* _Data excerpts_
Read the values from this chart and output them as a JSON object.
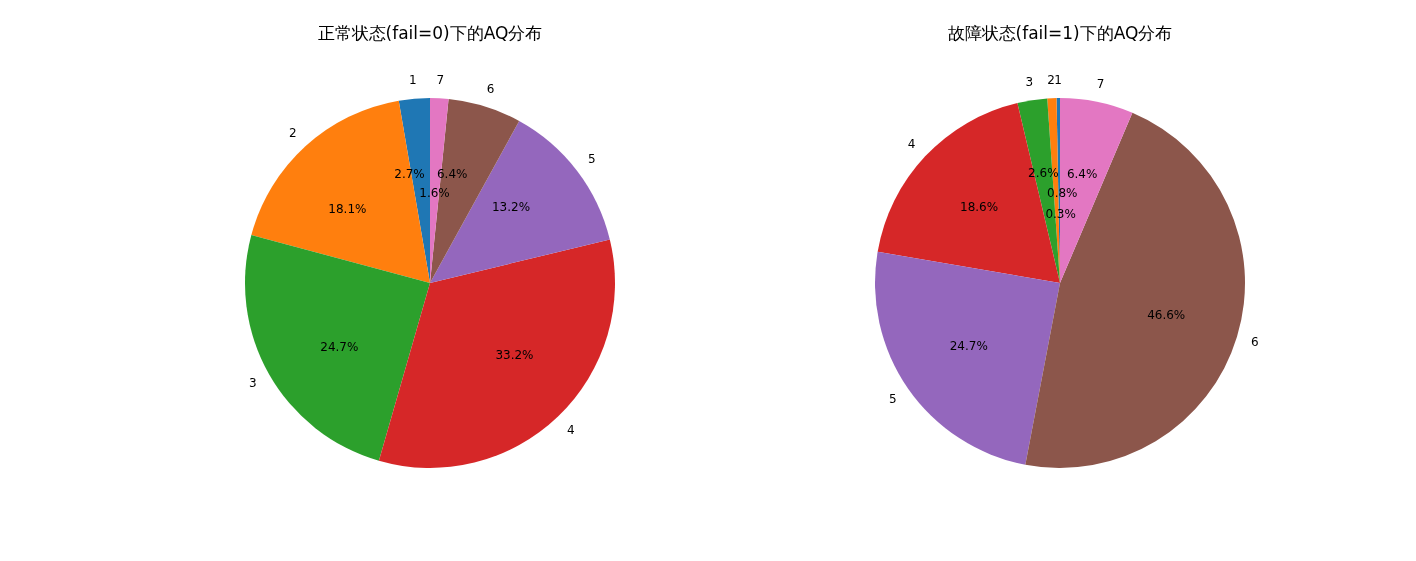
{
  "chart_data": [
    {
      "type": "pie",
      "title": "正常状态(fail=0)下的AQ分布",
      "categories": [
        "1",
        "2",
        "3",
        "4",
        "5",
        "6",
        "7"
      ],
      "values": [
        2.7,
        18.1,
        24.7,
        33.2,
        13.2,
        6.4,
        1.6
      ],
      "value_labels": [
        "2.7%",
        "18.1%",
        "24.7%",
        "33.2%",
        "13.2%",
        "6.4%",
        "1.6%"
      ],
      "colors": [
        "#1f77b4",
        "#ff7f0e",
        "#2ca02c",
        "#d62728",
        "#9467bd",
        "#8c564b",
        "#e377c2"
      ]
    },
    {
      "type": "pie",
      "title": "故障状态(fail=1)下的AQ分布",
      "categories": [
        "1",
        "2",
        "3",
        "4",
        "5",
        "6",
        "7"
      ],
      "values": [
        0.3,
        0.8,
        2.6,
        18.6,
        24.7,
        46.6,
        6.4
      ],
      "value_labels": [
        "0.3%",
        "0.8%",
        "2.6%",
        "18.6%",
        "24.7%",
        "46.6%",
        "6.4%"
      ],
      "colors": [
        "#1f77b4",
        "#ff7f0e",
        "#2ca02c",
        "#d62728",
        "#9467bd",
        "#8c564b",
        "#e377c2"
      ]
    }
  ]
}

* _Stated exercise_
Exact duplication of all the records is required; pictures are omitted from the copy.

* _Output_
Read the values from this chart and output them as a JSON object.
{
  "chart_data": [
    {
      "type": "pie",
      "title": "正常状态(fail=0)下的AQ分布",
      "categories": [
        "1",
        "2",
        "3",
        "4",
        "5",
        "6",
        "7"
      ],
      "values": [
        2.7,
        18.1,
        24.7,
        33.2,
        13.2,
        6.4,
        1.6
      ],
      "value_labels": [
        "2.7%",
        "18.1%",
        "24.7%",
        "33.2%",
        "13.2%",
        "6.4%",
        "1.6%"
      ],
      "colors": [
        "#1f77b4",
        "#ff7f0e",
        "#2ca02c",
        "#d62728",
        "#9467bd",
        "#8c564b",
        "#e377c2"
      ]
    },
    {
      "type": "pie",
      "title": "故障状态(fail=1)下的AQ分布",
      "categories": [
        "1",
        "2",
        "3",
        "4",
        "5",
        "6",
        "7"
      ],
      "values": [
        0.3,
        0.8,
        2.6,
        18.6,
        24.7,
        46.6,
        6.4
      ],
      "value_labels": [
        "0.3%",
        "0.8%",
        "2.6%",
        "18.6%",
        "24.7%",
        "46.6%",
        "6.4%"
      ],
      "colors": [
        "#1f77b4",
        "#ff7f0e",
        "#2ca02c",
        "#d62728",
        "#9467bd",
        "#8c564b",
        "#e377c2"
      ]
    }
  ]
}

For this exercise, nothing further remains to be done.